§ **TESTO DELL'ESERCIZIO**
####

SAN BENEDETTO DEL TRONTO – «E’ stata una decisione sofferta lasciare il campo per  vestire i panni di allenatore. Non nego che avrei voluto giocare ancora qualche anno». Così il preparatore dei portieri del Porto d’Ascoli Simone Filipponi, nel giorno del raduno della compagine biancoceleste.
Soddisfatto al suo secondo mandato da mister dopo una carriera più che onorevole. «Ho iniziato molto presto nel settore giovanile prima del Porto d’Ascoli poi della Samb. In seguito ho girovagato in Eccellenza tra le Marche e l’Abruzzo. Negli ultimi anni mi sono riavvicinato a casa giocando a Grottammare, Ripa, Acquaviva e Porto d’Ascoli».

####

§ **DATI FORNITI**
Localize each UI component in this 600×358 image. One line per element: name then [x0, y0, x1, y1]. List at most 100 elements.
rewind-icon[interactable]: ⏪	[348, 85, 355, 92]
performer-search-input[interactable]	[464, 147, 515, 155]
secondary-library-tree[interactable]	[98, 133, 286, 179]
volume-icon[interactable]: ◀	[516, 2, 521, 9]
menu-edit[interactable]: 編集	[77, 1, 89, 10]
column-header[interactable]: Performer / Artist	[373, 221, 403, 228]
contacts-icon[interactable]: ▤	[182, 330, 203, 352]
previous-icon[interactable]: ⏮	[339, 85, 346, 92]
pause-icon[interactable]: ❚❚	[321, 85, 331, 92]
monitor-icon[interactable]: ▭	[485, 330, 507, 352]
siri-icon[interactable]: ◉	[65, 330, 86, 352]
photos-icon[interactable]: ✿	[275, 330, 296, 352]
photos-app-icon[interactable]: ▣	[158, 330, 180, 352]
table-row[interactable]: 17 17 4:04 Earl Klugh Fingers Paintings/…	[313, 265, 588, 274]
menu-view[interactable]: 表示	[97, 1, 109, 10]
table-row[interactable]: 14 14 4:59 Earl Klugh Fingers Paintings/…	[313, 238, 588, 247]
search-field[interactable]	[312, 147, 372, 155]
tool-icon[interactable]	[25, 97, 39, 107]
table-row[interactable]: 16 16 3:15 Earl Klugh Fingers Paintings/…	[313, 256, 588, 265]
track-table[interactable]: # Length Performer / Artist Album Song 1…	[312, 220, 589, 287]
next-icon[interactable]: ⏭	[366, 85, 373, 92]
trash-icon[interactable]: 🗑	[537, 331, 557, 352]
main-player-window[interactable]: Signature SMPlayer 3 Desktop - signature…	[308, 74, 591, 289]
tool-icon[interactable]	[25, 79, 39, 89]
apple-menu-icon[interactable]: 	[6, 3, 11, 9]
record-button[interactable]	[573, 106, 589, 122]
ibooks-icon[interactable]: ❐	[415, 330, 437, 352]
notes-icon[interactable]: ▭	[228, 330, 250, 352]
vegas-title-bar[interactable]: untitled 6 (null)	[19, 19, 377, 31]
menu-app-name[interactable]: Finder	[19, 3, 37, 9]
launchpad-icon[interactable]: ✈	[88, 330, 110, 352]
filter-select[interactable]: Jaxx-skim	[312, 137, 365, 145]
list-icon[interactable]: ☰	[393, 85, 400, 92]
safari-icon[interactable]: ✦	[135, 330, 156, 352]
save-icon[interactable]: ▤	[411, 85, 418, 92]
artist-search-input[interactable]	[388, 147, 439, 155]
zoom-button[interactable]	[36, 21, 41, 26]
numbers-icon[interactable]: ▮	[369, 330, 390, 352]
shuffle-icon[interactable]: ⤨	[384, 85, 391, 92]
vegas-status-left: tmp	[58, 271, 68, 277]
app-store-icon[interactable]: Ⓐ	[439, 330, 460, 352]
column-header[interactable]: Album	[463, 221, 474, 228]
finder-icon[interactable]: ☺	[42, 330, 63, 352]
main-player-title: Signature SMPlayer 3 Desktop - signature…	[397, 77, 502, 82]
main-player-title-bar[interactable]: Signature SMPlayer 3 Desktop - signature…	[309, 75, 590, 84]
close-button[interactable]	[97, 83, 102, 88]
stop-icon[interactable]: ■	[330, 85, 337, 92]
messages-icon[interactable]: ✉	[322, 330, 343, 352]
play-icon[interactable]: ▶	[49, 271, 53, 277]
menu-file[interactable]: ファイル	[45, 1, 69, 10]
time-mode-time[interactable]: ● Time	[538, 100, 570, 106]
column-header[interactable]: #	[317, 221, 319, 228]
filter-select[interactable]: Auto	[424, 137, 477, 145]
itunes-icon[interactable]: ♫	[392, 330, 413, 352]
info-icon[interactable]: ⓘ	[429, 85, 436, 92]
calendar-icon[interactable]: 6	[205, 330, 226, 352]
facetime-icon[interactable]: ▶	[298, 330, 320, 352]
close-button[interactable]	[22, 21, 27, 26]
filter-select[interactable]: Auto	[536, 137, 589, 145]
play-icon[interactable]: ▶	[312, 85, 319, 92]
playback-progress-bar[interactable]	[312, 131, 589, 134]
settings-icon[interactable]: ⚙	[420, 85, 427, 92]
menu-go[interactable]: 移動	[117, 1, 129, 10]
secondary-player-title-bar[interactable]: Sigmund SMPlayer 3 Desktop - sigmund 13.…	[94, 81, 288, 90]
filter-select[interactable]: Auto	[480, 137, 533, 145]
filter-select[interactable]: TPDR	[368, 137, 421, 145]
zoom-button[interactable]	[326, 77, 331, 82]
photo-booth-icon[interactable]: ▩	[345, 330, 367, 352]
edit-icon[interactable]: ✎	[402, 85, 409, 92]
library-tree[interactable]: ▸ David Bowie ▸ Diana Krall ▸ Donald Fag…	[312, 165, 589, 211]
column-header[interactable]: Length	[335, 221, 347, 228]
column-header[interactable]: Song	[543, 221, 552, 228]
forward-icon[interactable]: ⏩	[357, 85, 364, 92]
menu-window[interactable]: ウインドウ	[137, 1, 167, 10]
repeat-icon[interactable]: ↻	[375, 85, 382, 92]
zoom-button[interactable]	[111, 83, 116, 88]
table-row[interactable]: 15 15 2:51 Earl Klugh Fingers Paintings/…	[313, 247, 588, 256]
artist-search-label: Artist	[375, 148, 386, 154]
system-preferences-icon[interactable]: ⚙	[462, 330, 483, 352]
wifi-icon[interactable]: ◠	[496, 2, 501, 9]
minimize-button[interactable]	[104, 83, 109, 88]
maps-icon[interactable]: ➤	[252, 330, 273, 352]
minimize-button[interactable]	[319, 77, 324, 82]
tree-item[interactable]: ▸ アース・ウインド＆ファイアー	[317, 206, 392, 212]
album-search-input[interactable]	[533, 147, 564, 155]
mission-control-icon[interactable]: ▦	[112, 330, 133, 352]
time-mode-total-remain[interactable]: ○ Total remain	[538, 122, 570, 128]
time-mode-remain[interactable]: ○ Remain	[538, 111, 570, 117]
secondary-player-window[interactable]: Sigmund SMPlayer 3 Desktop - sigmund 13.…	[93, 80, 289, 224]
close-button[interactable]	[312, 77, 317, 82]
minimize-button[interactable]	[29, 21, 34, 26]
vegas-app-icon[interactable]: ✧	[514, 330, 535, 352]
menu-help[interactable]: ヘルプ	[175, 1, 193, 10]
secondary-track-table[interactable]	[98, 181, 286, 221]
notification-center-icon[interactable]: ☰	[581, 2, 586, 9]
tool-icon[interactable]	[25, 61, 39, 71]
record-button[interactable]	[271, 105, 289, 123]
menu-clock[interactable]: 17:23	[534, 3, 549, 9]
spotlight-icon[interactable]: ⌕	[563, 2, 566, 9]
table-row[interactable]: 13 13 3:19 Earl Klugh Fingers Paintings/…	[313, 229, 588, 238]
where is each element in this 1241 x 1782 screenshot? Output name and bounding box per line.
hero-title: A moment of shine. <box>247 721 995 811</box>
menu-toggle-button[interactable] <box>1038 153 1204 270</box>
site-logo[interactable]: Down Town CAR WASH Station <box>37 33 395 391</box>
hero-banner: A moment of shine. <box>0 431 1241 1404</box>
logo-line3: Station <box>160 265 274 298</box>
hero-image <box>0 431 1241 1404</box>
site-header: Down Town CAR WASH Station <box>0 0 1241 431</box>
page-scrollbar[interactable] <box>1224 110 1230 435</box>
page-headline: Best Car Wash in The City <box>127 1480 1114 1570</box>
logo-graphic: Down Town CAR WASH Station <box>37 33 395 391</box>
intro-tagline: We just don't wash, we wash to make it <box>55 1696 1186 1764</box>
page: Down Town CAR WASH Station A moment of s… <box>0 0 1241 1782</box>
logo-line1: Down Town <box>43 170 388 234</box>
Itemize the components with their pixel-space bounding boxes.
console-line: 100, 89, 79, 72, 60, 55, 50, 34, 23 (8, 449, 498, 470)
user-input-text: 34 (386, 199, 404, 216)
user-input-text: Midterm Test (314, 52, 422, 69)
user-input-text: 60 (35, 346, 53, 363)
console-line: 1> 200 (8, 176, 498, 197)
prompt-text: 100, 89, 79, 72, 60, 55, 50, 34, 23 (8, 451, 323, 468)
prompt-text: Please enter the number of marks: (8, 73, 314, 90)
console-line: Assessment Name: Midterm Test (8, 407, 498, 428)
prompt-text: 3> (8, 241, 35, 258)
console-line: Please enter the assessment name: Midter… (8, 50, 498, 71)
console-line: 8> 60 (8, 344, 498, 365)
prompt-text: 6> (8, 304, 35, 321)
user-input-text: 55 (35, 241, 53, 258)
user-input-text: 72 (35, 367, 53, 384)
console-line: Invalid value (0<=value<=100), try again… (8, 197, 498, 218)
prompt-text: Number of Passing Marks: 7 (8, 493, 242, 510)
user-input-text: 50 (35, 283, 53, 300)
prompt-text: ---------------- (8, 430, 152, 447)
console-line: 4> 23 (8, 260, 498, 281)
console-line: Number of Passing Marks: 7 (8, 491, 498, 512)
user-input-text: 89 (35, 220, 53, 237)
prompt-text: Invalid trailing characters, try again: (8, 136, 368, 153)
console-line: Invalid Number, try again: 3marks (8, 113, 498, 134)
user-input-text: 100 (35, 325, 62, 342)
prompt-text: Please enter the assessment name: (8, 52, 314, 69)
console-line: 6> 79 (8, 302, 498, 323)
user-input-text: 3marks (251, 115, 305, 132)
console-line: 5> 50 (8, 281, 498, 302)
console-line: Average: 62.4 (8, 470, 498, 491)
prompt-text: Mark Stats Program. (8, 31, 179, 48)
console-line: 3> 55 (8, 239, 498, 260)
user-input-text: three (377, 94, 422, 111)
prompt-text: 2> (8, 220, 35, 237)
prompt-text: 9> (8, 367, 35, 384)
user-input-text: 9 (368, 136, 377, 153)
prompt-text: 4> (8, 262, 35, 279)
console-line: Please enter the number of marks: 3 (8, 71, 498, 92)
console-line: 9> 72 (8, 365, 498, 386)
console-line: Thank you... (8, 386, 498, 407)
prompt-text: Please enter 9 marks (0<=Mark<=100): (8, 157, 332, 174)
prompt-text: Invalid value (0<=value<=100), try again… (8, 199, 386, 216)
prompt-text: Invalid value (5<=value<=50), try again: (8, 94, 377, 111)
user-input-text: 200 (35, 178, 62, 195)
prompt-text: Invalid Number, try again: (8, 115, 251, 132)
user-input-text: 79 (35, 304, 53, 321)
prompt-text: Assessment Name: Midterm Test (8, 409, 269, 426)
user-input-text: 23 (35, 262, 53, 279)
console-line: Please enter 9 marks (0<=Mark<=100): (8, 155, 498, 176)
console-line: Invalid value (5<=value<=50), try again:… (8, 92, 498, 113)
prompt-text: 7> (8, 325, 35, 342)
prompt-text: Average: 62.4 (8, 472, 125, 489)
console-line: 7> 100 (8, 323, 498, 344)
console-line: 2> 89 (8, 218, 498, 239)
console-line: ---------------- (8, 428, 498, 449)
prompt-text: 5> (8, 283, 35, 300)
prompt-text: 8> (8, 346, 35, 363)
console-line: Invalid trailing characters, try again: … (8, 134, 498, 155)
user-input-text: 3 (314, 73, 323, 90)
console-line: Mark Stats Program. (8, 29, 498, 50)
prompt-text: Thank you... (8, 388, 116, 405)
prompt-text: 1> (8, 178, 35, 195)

####

§ **CONSEGNE**
1. Rispondi a queste domande sul testo sul preparatore dei portieri:
(a) Di quale squadra Simone Filipponi è preparatore dei portieri?
(b) In quale categoria ha girovagato tra le Marche e l'Abruzzo?
(c) Quale mandato da mister sta svolgendo?
2. Ripeti dal testo sul preparatore dei portieri il passo che va da "SAN BENEDETTO DEL" fino a "della compagine biancoceleste." compreso, senza cambiare nulla.
3. Elenca tutte le squadre in cui, secondo il testo sul preparatore dei portieri, Filipponi ha giocato negli ultimi anni riavvicinandosi a casa.
Per lo svolgimento ci si basa soltanto sul testo sul preparatore dei portieri.

§ **RISPOSTE AGLI ESERCIZI**
1.
(a) Del Porto d'Ascoli.
(b) In Eccellenza.
(c) Il secondo.

2.
SAN BENEDETTO DEL TRONTO – «E’ stata una decisione sofferta lasciare il campo per  vestire i panni di allenatore. Non nego che avrei voluto giocare ancora qualche anno». Così il preparatore dei portieri del Porto d’Ascoli Simone Filipponi, nel giorno del raduno della compagine biancoceleste.

3. Grottammare, Ripa, Acquaviva, Porto d'Ascoli